▶ Directions
Repeat all the records exactly, omitting pictures.

▶ Records for the task
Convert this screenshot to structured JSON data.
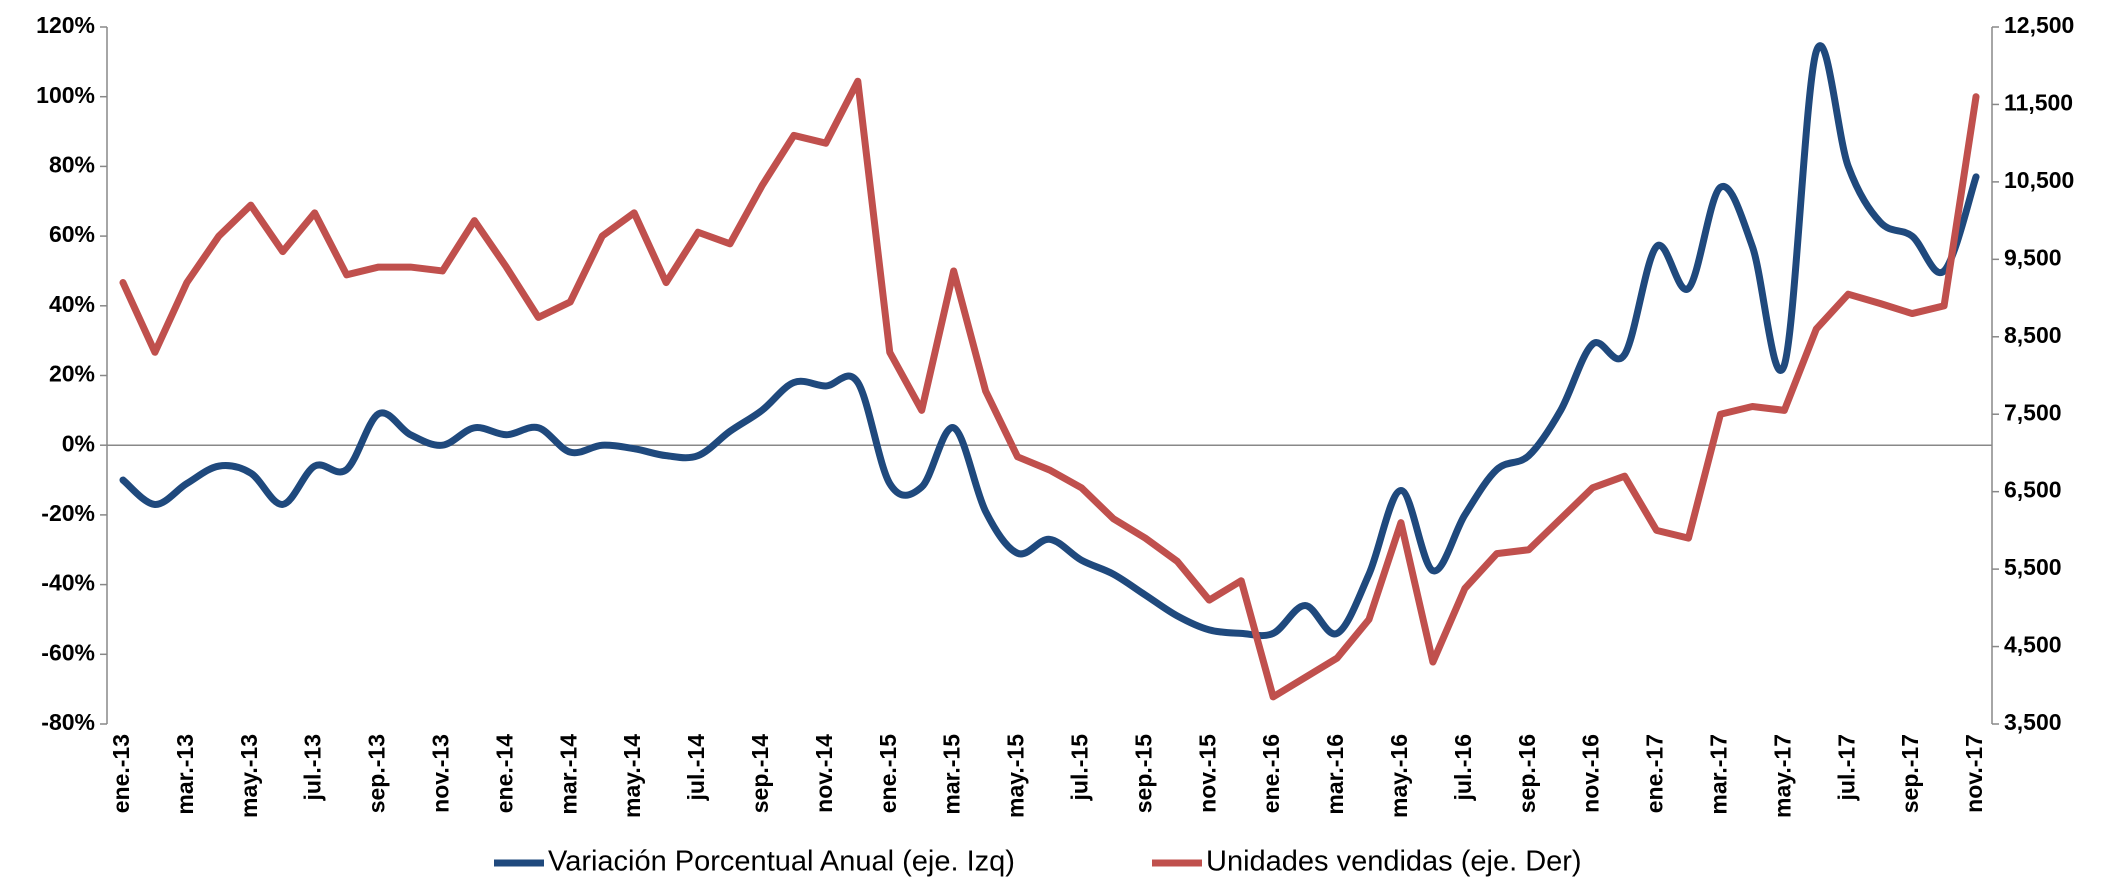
{
  "chart_data": {
    "type": "line",
    "categories": [
      "ene.-13",
      null,
      "mar.-13",
      null,
      "may.-13",
      null,
      "jul.-13",
      null,
      "sep.-13",
      null,
      "nov.-13",
      null,
      "ene.-14",
      null,
      "mar.-14",
      null,
      "may.-14",
      null,
      "jul.-14",
      null,
      "sep.-14",
      null,
      "nov.-14",
      null,
      "ene.-15",
      null,
      "mar.-15",
      null,
      "may.-15",
      null,
      "jul.-15",
      null,
      "sep.-15",
      null,
      "nov.-15",
      null,
      "ene.-16",
      null,
      "mar.-16",
      null,
      "may.-16",
      null,
      "jul.-16",
      null,
      "sep.-16",
      null,
      "nov.-16",
      null,
      "ene.-17",
      null,
      "mar.-17",
      null,
      "may.-17",
      null,
      "jul.-17",
      null,
      "sep.-17",
      null,
      "nov.-17"
    ],
    "series": [
      {
        "name": "Variación Porcentual Anual (eje. Izq)",
        "color": "#1f497d",
        "smooth": true,
        "values": [
          -10,
          -17,
          -11,
          -6,
          -8,
          -17,
          -6,
          -7,
          9,
          3,
          0,
          5,
          3,
          5,
          -2,
          0,
          -1,
          -3,
          -3,
          4,
          10,
          18,
          17,
          18,
          -11,
          -12,
          5,
          -19,
          -31,
          -27,
          -33,
          -37,
          -43,
          -49,
          -53,
          -54,
          -54,
          -46,
          -54,
          -37,
          -13,
          -36,
          -20,
          -7,
          -3,
          10,
          29,
          26,
          57,
          45,
          74,
          57,
          23,
          113,
          80,
          64,
          60,
          50,
          77
        ]
      },
      {
        "name": "Unidades vendidas (eje. Der)",
        "color": "#c0504d",
        "axis": "y2",
        "values": [
          9200,
          8300,
          9200,
          9800,
          10200,
          9600,
          10100,
          9300,
          9400,
          9400,
          9350,
          10000,
          9400,
          8750,
          8950,
          9800,
          10100,
          9200,
          9850,
          9700,
          10450,
          11100,
          11000,
          11800,
          8300,
          7550,
          9350,
          7800,
          6950,
          6780,
          6550,
          6150,
          5900,
          5600,
          5100,
          5350,
          3850,
          4100,
          4350,
          4850,
          6100,
          4300,
          5250,
          5700,
          5750,
          6150,
          6550,
          6700,
          6000,
          5900,
          7500,
          7600,
          7550,
          8600,
          9050,
          8930,
          8800,
          8900,
          11600
        ]
      }
    ],
    "ylim": [
      -80,
      120
    ],
    "yticks": [
      {
        "value": -80,
        "label": "-80%"
      },
      {
        "value": -60,
        "label": "-60%"
      },
      {
        "value": -40,
        "label": "-40%"
      },
      {
        "value": -20,
        "label": "-20%"
      },
      {
        "value": 0,
        "label": "0%"
      },
      {
        "value": 20,
        "label": "20%"
      },
      {
        "value": 40,
        "label": "40%"
      },
      {
        "value": 60,
        "label": "60%"
      },
      {
        "value": 80,
        "label": "80%"
      },
      {
        "value": 100,
        "label": "100%"
      },
      {
        "value": 120,
        "label": "120%"
      }
    ],
    "y2lim": [
      3500,
      12500
    ],
    "y2ticks": [
      {
        "value": 3500,
        "label": "3,500"
      },
      {
        "value": 4500,
        "label": "4,500"
      },
      {
        "value": 5500,
        "label": "5,500"
      },
      {
        "value": 6500,
        "label": "6,500"
      },
      {
        "value": 7500,
        "label": "7,500"
      },
      {
        "value": 8500,
        "label": "8,500"
      },
      {
        "value": 9500,
        "label": "9,500"
      },
      {
        "value": 10500,
        "label": "10,500"
      },
      {
        "value": 11500,
        "label": "11,500"
      },
      {
        "value": 12500,
        "label": "12,500"
      }
    ],
    "grid": false,
    "legend": "bottom"
  }
}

▶ Result
Convert this screenshot to structured JSON data.
{
  "chart_data": {
    "type": "line",
    "categories": [
      "ene.-13",
      null,
      "mar.-13",
      null,
      "may.-13",
      null,
      "jul.-13",
      null,
      "sep.-13",
      null,
      "nov.-13",
      null,
      "ene.-14",
      null,
      "mar.-14",
      null,
      "may.-14",
      null,
      "jul.-14",
      null,
      "sep.-14",
      null,
      "nov.-14",
      null,
      "ene.-15",
      null,
      "mar.-15",
      null,
      "may.-15",
      null,
      "jul.-15",
      null,
      "sep.-15",
      null,
      "nov.-15",
      null,
      "ene.-16",
      null,
      "mar.-16",
      null,
      "may.-16",
      null,
      "jul.-16",
      null,
      "sep.-16",
      null,
      "nov.-16",
      null,
      "ene.-17",
      null,
      "mar.-17",
      null,
      "may.-17",
      null,
      "jul.-17",
      null,
      "sep.-17",
      null,
      "nov.-17"
    ],
    "series": [
      {
        "name": "Variación Porcentual Anual (eje. Izq)",
        "color": "#1f497d",
        "smooth": true,
        "values": [
          -10,
          -17,
          -11,
          -6,
          -8,
          -17,
          -6,
          -7,
          9,
          3,
          0,
          5,
          3,
          5,
          -2,
          0,
          -1,
          -3,
          -3,
          4,
          10,
          18,
          17,
          18,
          -11,
          -12,
          5,
          -19,
          -31,
          -27,
          -33,
          -37,
          -43,
          -49,
          -53,
          -54,
          -54,
          -46,
          -54,
          -37,
          -13,
          -36,
          -20,
          -7,
          -3,
          10,
          29,
          26,
          57,
          45,
          74,
          57,
          23,
          113,
          80,
          64,
          60,
          50,
          77
        ]
      },
      {
        "name": "Unidades vendidas (eje. Der)",
        "color": "#c0504d",
        "axis": "y2",
        "values": [
          9200,
          8300,
          9200,
          9800,
          10200,
          9600,
          10100,
          9300,
          9400,
          9400,
          9350,
          10000,
          9400,
          8750,
          8950,
          9800,
          10100,
          9200,
          9850,
          9700,
          10450,
          11100,
          11000,
          11800,
          8300,
          7550,
          9350,
          7800,
          6950,
          6780,
          6550,
          6150,
          5900,
          5600,
          5100,
          5350,
          3850,
          4100,
          4350,
          4850,
          6100,
          4300,
          5250,
          5700,
          5750,
          6150,
          6550,
          6700,
          6000,
          5900,
          7500,
          7600,
          7550,
          8600,
          9050,
          8930,
          8800,
          8900,
          11600
        ]
      }
    ],
    "ylim": [
      -80,
      120
    ],
    "yticks": [
      {
        "value": -80,
        "label": "-80%"
      },
      {
        "value": -60,
        "label": "-60%"
      },
      {
        "value": -40,
        "label": "-40%"
      },
      {
        "value": -20,
        "label": "-20%"
      },
      {
        "value": 0,
        "label": "0%"
      },
      {
        "value": 20,
        "label": "20%"
      },
      {
        "value": 40,
        "label": "40%"
      },
      {
        "value": 60,
        "label": "60%"
      },
      {
        "value": 80,
        "label": "80%"
      },
      {
        "value": 100,
        "label": "100%"
      },
      {
        "value": 120,
        "label": "120%"
      }
    ],
    "y2lim": [
      3500,
      12500
    ],
    "y2ticks": [
      {
        "value": 3500,
        "label": "3,500"
      },
      {
        "value": 4500,
        "label": "4,500"
      },
      {
        "value": 5500,
        "label": "5,500"
      },
      {
        "value": 6500,
        "label": "6,500"
      },
      {
        "value": 7500,
        "label": "7,500"
      },
      {
        "value": 8500,
        "label": "8,500"
      },
      {
        "value": 9500,
        "label": "9,500"
      },
      {
        "value": 10500,
        "label": "10,500"
      },
      {
        "value": 11500,
        "label": "11,500"
      },
      {
        "value": 12500,
        "label": "12,500"
      }
    ],
    "grid": false,
    "legend": "bottom"
  }
}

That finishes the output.